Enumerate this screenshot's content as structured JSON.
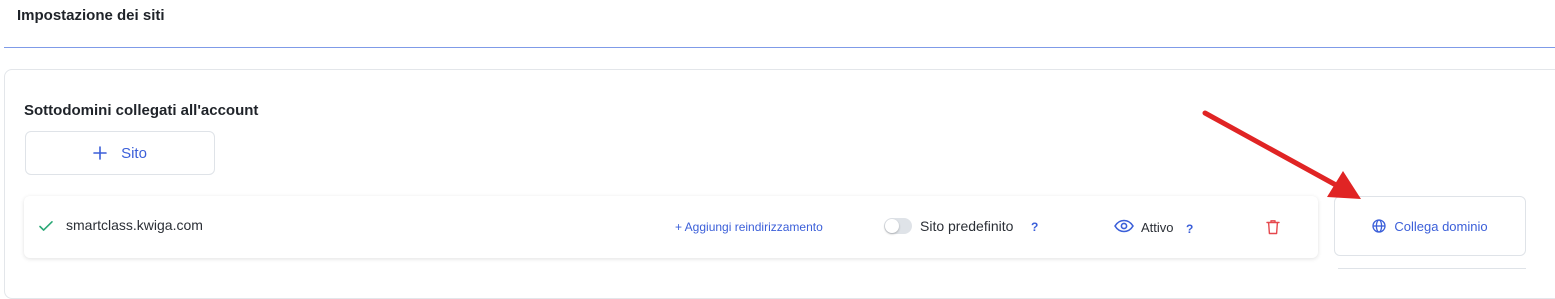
{
  "page": {
    "title": "Impostazione dei siti"
  },
  "subdomains": {
    "heading": "Sottodomini collegati all'account",
    "add_site_label": "Sito",
    "add_site_icon": "plus-icon"
  },
  "site_row": {
    "status_icon": "check-icon",
    "domain": "smartclass.kwiga.com",
    "add_redirect_label": "+ Aggiungi reindirizzamento",
    "default_site_label": "Sito predefinito",
    "default_site_enabled": false,
    "default_help": "?",
    "visibility_icon": "eye-icon",
    "active_label": "Attivo",
    "active_help": "?",
    "delete_icon": "trash-icon"
  },
  "connect_domain": {
    "label": "Collega dominio",
    "icon": "globe-icon"
  },
  "colors": {
    "accent": "#3b5fd9",
    "success": "#2aa876",
    "danger": "#e5484d",
    "annotation_arrow": "#e02424"
  }
}
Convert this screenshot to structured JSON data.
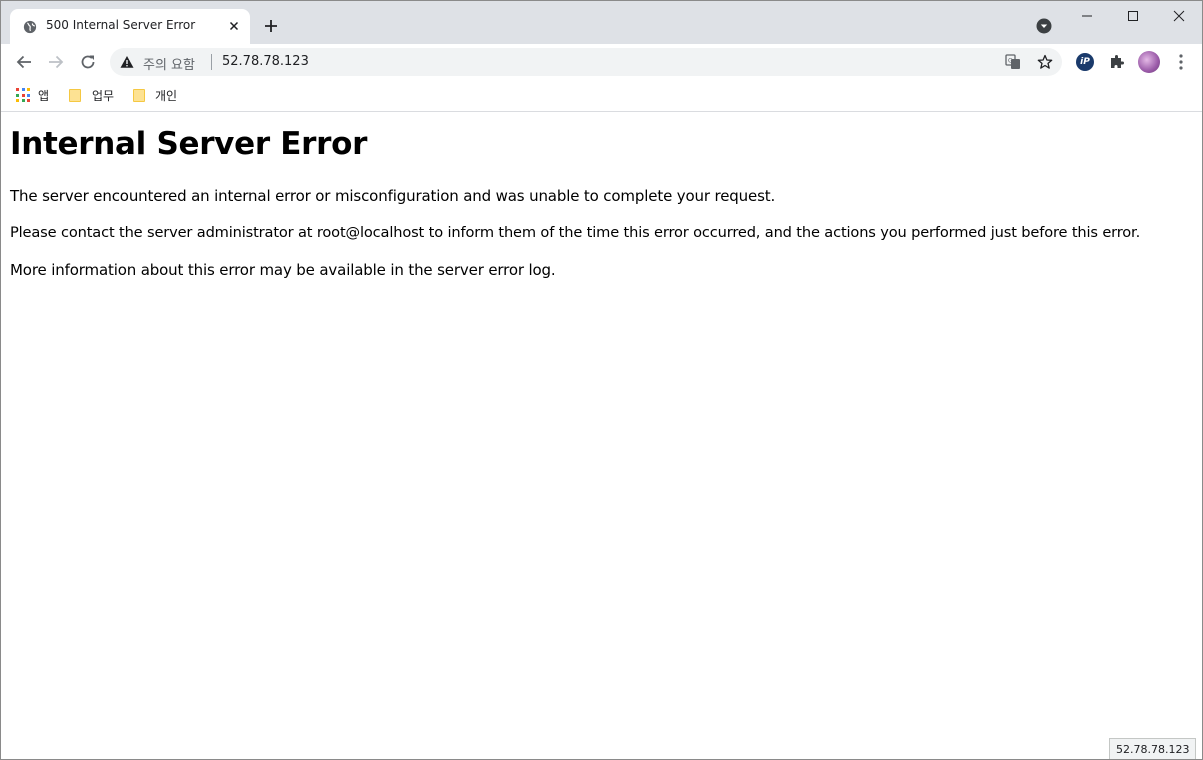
{
  "tab": {
    "title": "500 Internal Server Error"
  },
  "window_controls": {
    "minimize": "minimize",
    "maximize": "maximize",
    "close": "close"
  },
  "omnibox": {
    "security_label": "주의 요함",
    "url": "52.78.78.123"
  },
  "bookmarks": [
    {
      "label": "앱",
      "icon": "apps-grid-icon"
    },
    {
      "label": "업무",
      "icon": "folder-icon"
    },
    {
      "label": "개인",
      "icon": "folder-icon"
    }
  ],
  "page": {
    "heading": "Internal Server Error",
    "paragraphs": [
      "The server encountered an internal error or misconfiguration and was unable to complete your request.",
      "Please contact the server administrator at root@localhost to inform them of the time this error occurred, and the actions you performed just before this error.",
      "More information about this error may be available in the server error log."
    ]
  },
  "status_bar": {
    "text": "52.78.78.123"
  },
  "extensions": {
    "ip_badge": "iP"
  },
  "colors": {
    "tabstrip_bg": "#dee1e6",
    "omnibox_bg": "#f1f3f4",
    "icon_gray": "#5f6368"
  }
}
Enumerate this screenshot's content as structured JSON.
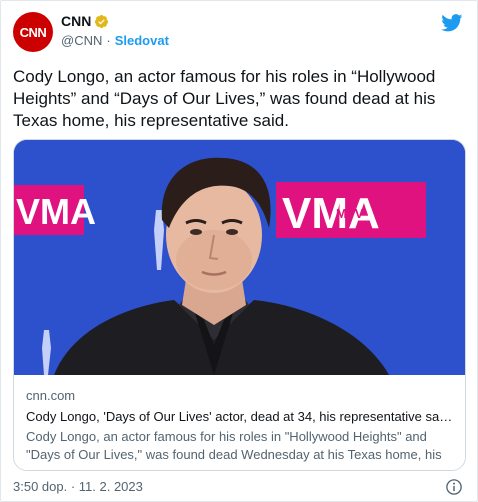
{
  "header": {
    "avatar_text": "CNN",
    "name": "CNN",
    "handle": "@CNN",
    "separator": "·",
    "follow_label": "Sledovat"
  },
  "tweet": {
    "text": "Cody Longo, an actor famous for his roles in “Hollywood Heights” and “Days of Our Lives,” was found dead at his Texas home, his representative said."
  },
  "card": {
    "domain": "cnn.com",
    "title": "Cody Longo, 'Days of Our Lives' actor, dead at 34, his representative say...",
    "description": "Cody Longo, an actor famous for his roles in \"Hollywood Heights\" and \"Days of Our Lives,\" was found dead Wednesday at his Texas home, his ...",
    "backdrop_left_text": "VMA",
    "backdrop_right_text": "VMA",
    "backdrop_logo_text": "MTV"
  },
  "footer": {
    "timestamp": "3:50 dop. · 11. 2. 2023"
  },
  "colors": {
    "brand_red": "#cc0000",
    "twitter_blue": "#1d9bf0",
    "verified_gold": "#e2b719",
    "backdrop_blue": "#2a4cc8",
    "backdrop_pink": "#e0127f"
  },
  "icons": {
    "verified": "verified-badge-icon",
    "twitter": "twitter-bird-icon",
    "info": "info-icon"
  }
}
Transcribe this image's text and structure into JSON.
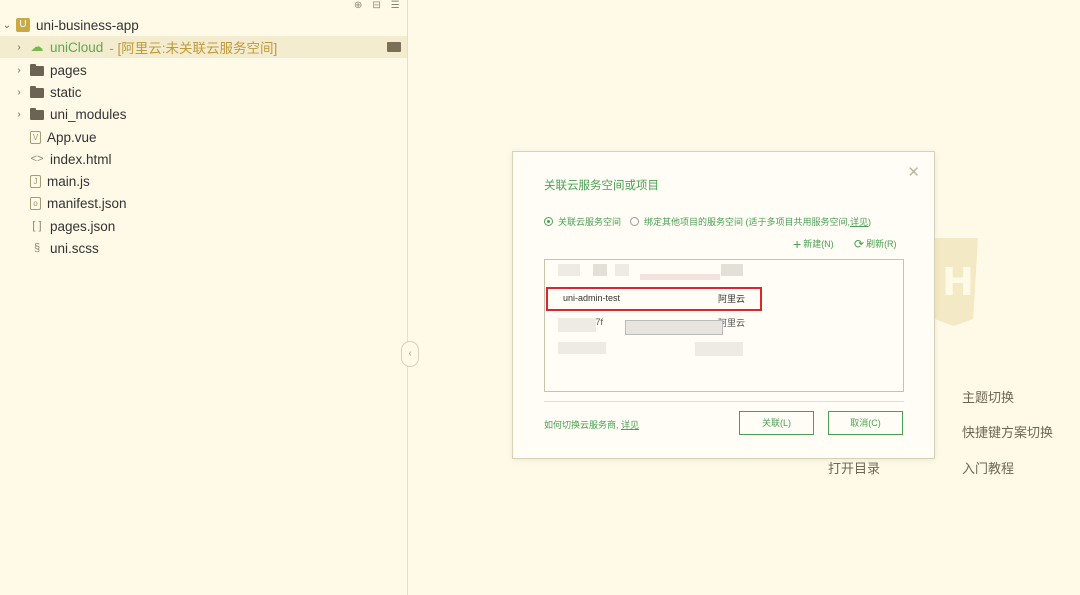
{
  "sidebar": {
    "toolbar_icons": [
      "locate-icon",
      "collapse-all-icon",
      "menu-icon"
    ],
    "project": {
      "name": "uni-business-app",
      "arrow": "⌄",
      "icon": "project-icon"
    },
    "items": [
      {
        "label": "uniCloud",
        "hint": "- [阿里云:未关联云服务空间]",
        "arrow": "›",
        "icon": "cloud-folder-icon"
      },
      {
        "label": "pages",
        "arrow": "›",
        "icon": "folder-icon"
      },
      {
        "label": "static",
        "arrow": "›",
        "icon": "folder-icon"
      },
      {
        "label": "uni_modules",
        "arrow": "›",
        "icon": "folder-icon"
      },
      {
        "label": "App.vue",
        "icon": "vue-file-icon"
      },
      {
        "label": "index.html",
        "icon": "code-file-icon"
      },
      {
        "label": "main.js",
        "icon": "js-file-icon"
      },
      {
        "label": "manifest.json",
        "icon": "manifest-file-icon"
      },
      {
        "label": "pages.json",
        "icon": "json-file-icon"
      },
      {
        "label": "uni.scss",
        "icon": "scss-file-icon"
      }
    ]
  },
  "background_hints": {
    "theme_switch": "主题切换",
    "shortcut_switch": "快捷键方案切换",
    "open_directory": "打开目录",
    "getting_started": "入门教程"
  },
  "dialog": {
    "title": "关联云服务空间或项目",
    "radio_options": [
      {
        "label": "关联云服务空间",
        "checked": true
      },
      {
        "label": "绑定其他项目的服务空间 (适于多项目共用服务空间,",
        "link": "详见",
        "suffix": ")",
        "checked": false
      }
    ],
    "new_label": "新建(N)",
    "refresh_label": "刷新(R)",
    "spaces": [
      {
        "name": "uni-admin-test",
        "provider": "阿里云"
      },
      {
        "name": "u i 2 - 3 7f",
        "provider": "阿里云"
      }
    ],
    "how_switch_text": "如何切换云服务商,",
    "how_switch_link": "详见",
    "associate_button": "关联(L)",
    "cancel_button": "取消(C)"
  },
  "colors": {
    "accent_green": "#4aa152",
    "highlight_red": "#d9262f",
    "background": "#fffae8"
  }
}
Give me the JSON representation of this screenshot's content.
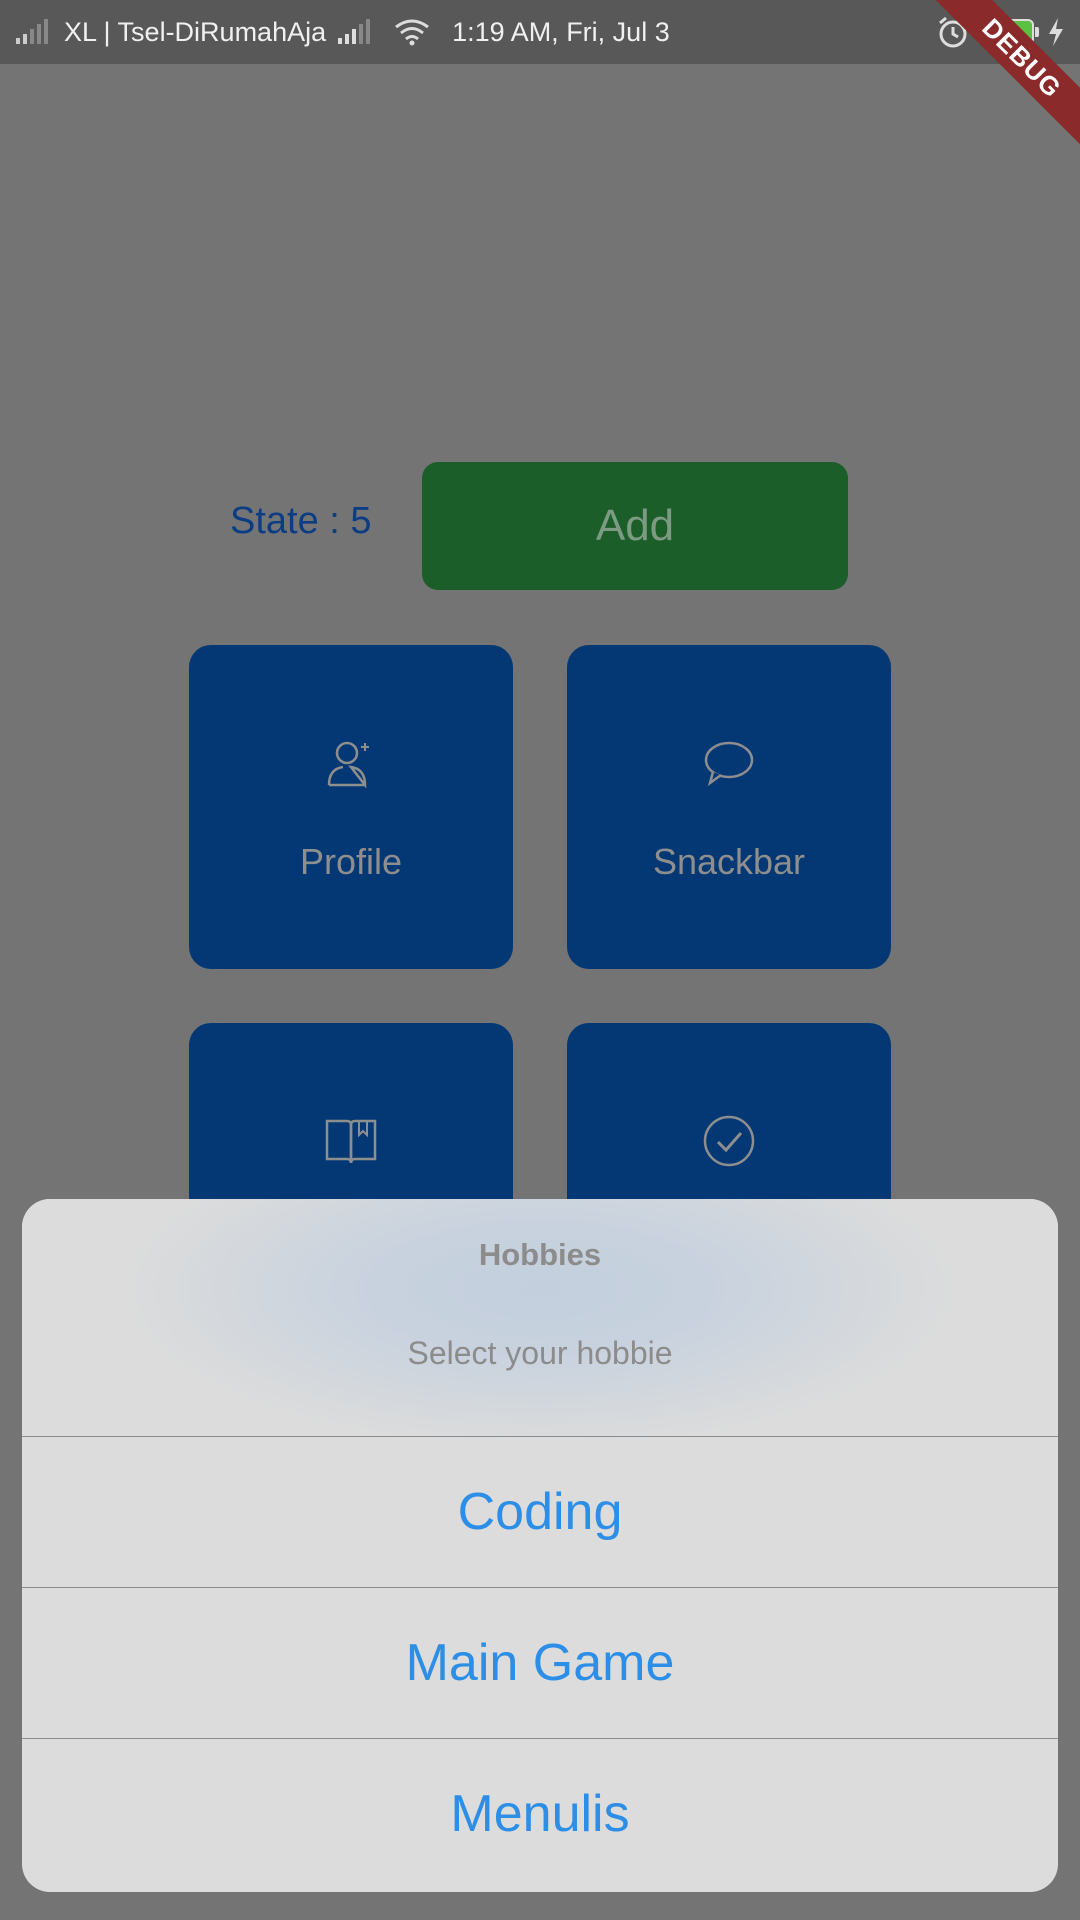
{
  "status_bar": {
    "carrier": "XL | Tsel-DiRumahAja",
    "time": "1:19 AM, Fri, Jul 3",
    "battery": "98"
  },
  "debug_banner": "DEBUG",
  "main": {
    "state_label": "State : 5",
    "add_label": "Add",
    "tiles": [
      {
        "label": "Profile",
        "icon": "add-person-icon"
      },
      {
        "label": "Snackbar",
        "icon": "chat-bubble-icon"
      },
      {
        "label": "",
        "icon": "book-icon"
      },
      {
        "label": "",
        "icon": "check-circle-icon"
      }
    ]
  },
  "action_sheet": {
    "title": "Hobbies",
    "message": "Select your hobbie",
    "actions": [
      {
        "label": "Coding"
      },
      {
        "label": "Main Game"
      },
      {
        "label": "Menulis"
      }
    ]
  },
  "colors": {
    "scrim": "#747474",
    "add_button": "#1b5e2a",
    "tile": "#033874",
    "action_text": "#2c8ee6",
    "state_text": "#0a3d84"
  }
}
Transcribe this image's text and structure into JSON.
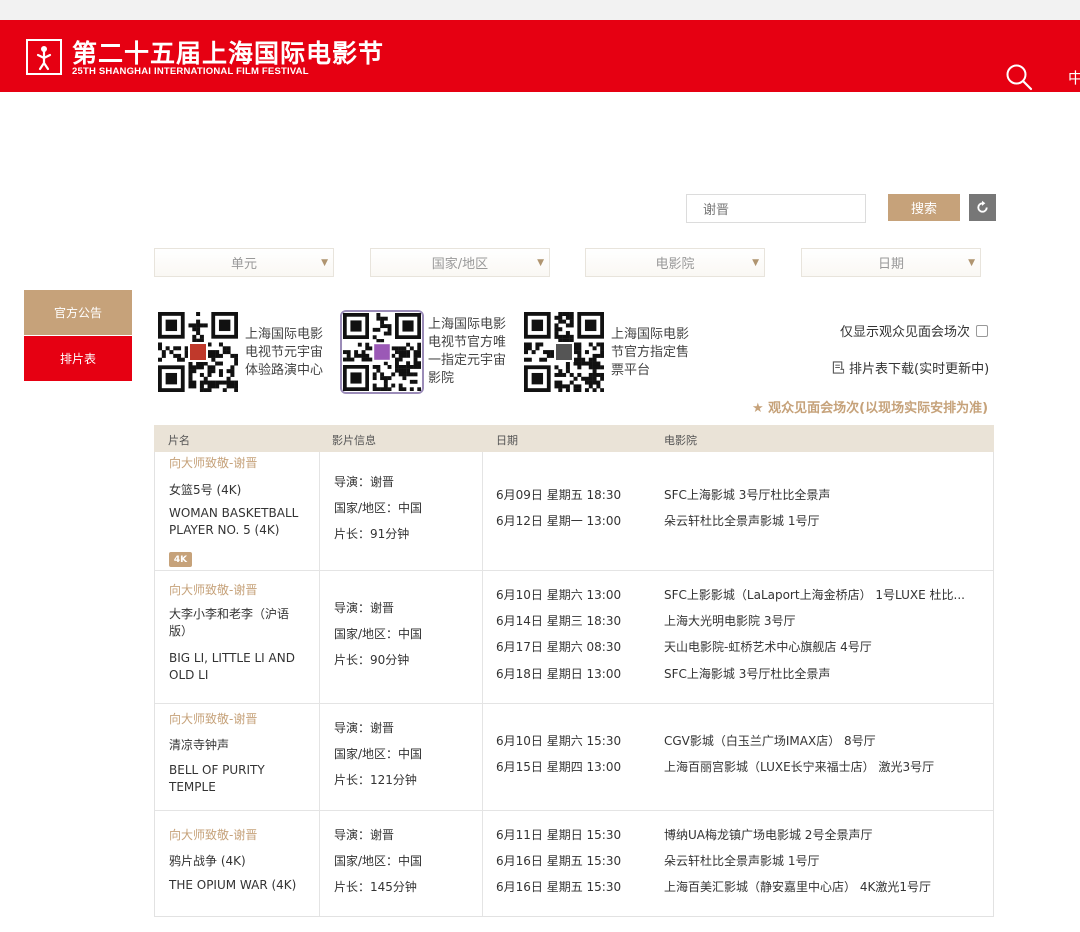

*Problem*:
Set every line down exactly as written, leaving each picture out.

*Full solution*:
Enumerate this screenshot's content as structured JSON.
{
  "page": {
    "title": "Impostazione dei siti"
  },
  "subdomains": {
    "heading": "Sottodomini collegati all'account",
    "add_site_label": "Sito",
    "add_site_icon": "plus-icon"
  },
  "site_row": {
    "status_icon": "check-icon",
    "domain": "smartclass.kwiga.com",
    "add_redirect_label": "+ Aggiungi reindirizzamento",
    "default_site_label": "Sito predefinito",
    "default_site_enabled": false,
    "default_help": "?",
    "visibility_icon": "eye-icon",
    "active_label": "Attivo",
    "active_help": "?",
    "delete_icon": "trash-icon"
  },
  "connect_domain": {
    "label": "Collega dominio",
    "icon": "globe-icon"
  },
  "colors": {
    "accent": "#3b5fd9",
    "success": "#2aa876",
    "danger": "#e5484d",
    "annotation_arrow": "#e02424"
  }
}
Convert this screenshot to structured JSON data.
{
  "tab": {
    "title": "500 Internal Server Error"
  },
  "window_controls": {
    "minimize": "minimize",
    "maximize": "maximize",
    "close": "close"
  },
  "omnibox": {
    "security_label": "주의 요함",
    "url": "52.78.78.123"
  },
  "bookmarks": [
    {
      "label": "앱",
      "icon": "apps-grid-icon"
    },
    {
      "label": "업무",
      "icon": "folder-icon"
    },
    {
      "label": "개인",
      "icon": "folder-icon"
    }
  ],
  "page": {
    "heading": "Internal Server Error",
    "paragraphs": [
      "The server encountered an internal error or misconfiguration and was unable to complete your request.",
      "Please contact the server administrator at root@localhost to inform them of the time this error occurred, and the actions you performed just before this error.",
      "More information about this error may be available in the server error log."
    ]
  },
  "status_bar": {
    "text": "52.78.78.123"
  },
  "extensions": {
    "ip_badge": "iP"
  },
  "colors": {
    "tabstrip_bg": "#dee1e6",
    "omnibox_bg": "#f1f3f4",
    "icon_gray": "#5f6368"
  }
}
Enumerate this screenshot's content as structured JSON.
{
  "header": {
    "avatar_text": "CNN",
    "name": "CNN",
    "handle": "@CNN",
    "separator": "·",
    "follow_label": "Sledovat"
  },
  "tweet": {
    "text": "Cody Longo, an actor famous for his roles in “Hollywood Heights” and “Days of Our Lives,” was found dead at his Texas home, his representative said."
  },
  "card": {
    "domain": "cnn.com",
    "title": "Cody Longo, 'Days of Our Lives' actor, dead at 34, his representative say...",
    "description": "Cody Longo, an actor famous for his roles in \"Hollywood Heights\" and \"Days of Our Lives,\" was found dead Wednesday at his Texas home, his ...",
    "backdrop_left_text": "VMA",
    "backdrop_right_text": "VMA",
    "backdrop_logo_text": "MTV"
  },
  "footer": {
    "timestamp": "3:50 dop. · 11. 2. 2023"
  },
  "colors": {
    "brand_red": "#cc0000",
    "twitter_blue": "#1d9bf0",
    "verified_gold": "#e2b719",
    "backdrop_blue": "#2a4cc8",
    "backdrop_pink": "#e0127f"
  },
  "icons": {
    "verified": "verified-badge-icon",
    "twitter": "twitter-bird-icon",
    "info": "info-icon"
  }
}
Transcribe this image's text and structure into JSON.
{
  "sidebar": {
    "toolbar_icons": [
      "locate-icon",
      "collapse-all-icon",
      "menu-icon"
    ],
    "project": {
      "name": "uni-business-app",
      "arrow": "⌄",
      "icon": "project-icon"
    },
    "items": [
      {
        "label": "uniCloud",
        "hint": "- [阿里云:未关联云服务空间]",
        "arrow": "›",
        "icon": "cloud-folder-icon"
      },
      {
        "label": "pages",
        "arrow": "›",
        "icon": "folder-icon"
      },
      {
        "label": "static",
        "arrow": "›",
        "icon": "folder-icon"
      },
      {
        "label": "uni_modules",
        "arrow": "›",
        "icon": "folder-icon"
      },
      {
        "label": "App.vue",
        "icon": "vue-file-icon"
      },
      {
        "label": "index.html",
        "icon": "code-file-icon"
      },
      {
        "label": "main.js",
        "icon": "js-file-icon"
      },
      {
        "label": "manifest.json",
        "icon": "manifest-file-icon"
      },
      {
        "label": "pages.json",
        "icon": "json-file-icon"
      },
      {
        "label": "uni.scss",
        "icon": "scss-file-icon"
      }
    ]
  },
  "background_hints": {
    "theme_switch": "主题切换",
    "shortcut_switch": "快捷键方案切换",
    "open_directory": "打开目录",
    "getting_started": "入门教程"
  },
  "dialog": {
    "title": "关联云服务空间或项目",
    "radio_options": [
      {
        "label": "关联云服务空间",
        "checked": true
      },
      {
        "label": "绑定其他项目的服务空间 (适于多项目共用服务空间,",
        "link": "详见",
        "suffix": ")",
        "checked": false
      }
    ],
    "new_label": "新建(N)",
    "refresh_label": "刷新(R)",
    "spaces": [
      {
        "name": "uni-admin-test",
        "provider": "阿里云"
      },
      {
        "name": "u i 2 - 3 7f",
        "provider": "阿里云"
      }
    ],
    "how_switch_text": "如何切换云服务商,",
    "how_switch_link": "详见",
    "associate_button": "关联(L)",
    "cancel_button": "取消(C)"
  },
  "colors": {
    "accent_green": "#4aa152",
    "highlight_red": "#d9262f",
    "background": "#fffae8"
  }
}
Give me the JSON representation of this screenshot's content.
{
  "status_bar": {
    "carrier": "XL | Tsel-DiRumahAja",
    "time": "1:19 AM, Fri, Jul 3",
    "battery": "98"
  },
  "debug_banner": "DEBUG",
  "main": {
    "state_label": "State : 5",
    "add_label": "Add",
    "tiles": [
      {
        "label": "Profile",
        "icon": "add-person-icon"
      },
      {
        "label": "Snackbar",
        "icon": "chat-bubble-icon"
      },
      {
        "label": "",
        "icon": "book-icon"
      },
      {
        "label": "",
        "icon": "check-circle-icon"
      }
    ]
  },
  "action_sheet": {
    "title": "Hobbies",
    "message": "Select your hobbie",
    "actions": [
      {
        "label": "Coding"
      },
      {
        "label": "Main Game"
      },
      {
        "label": "Menulis"
      }
    ]
  },
  "colors": {
    "scrim": "#747474",
    "add_button": "#1b5e2a",
    "tile": "#033874",
    "action_text": "#2c8ee6",
    "state_text": "#0a3d84"
  }
}
Transcribe this image's text and structure into JSON.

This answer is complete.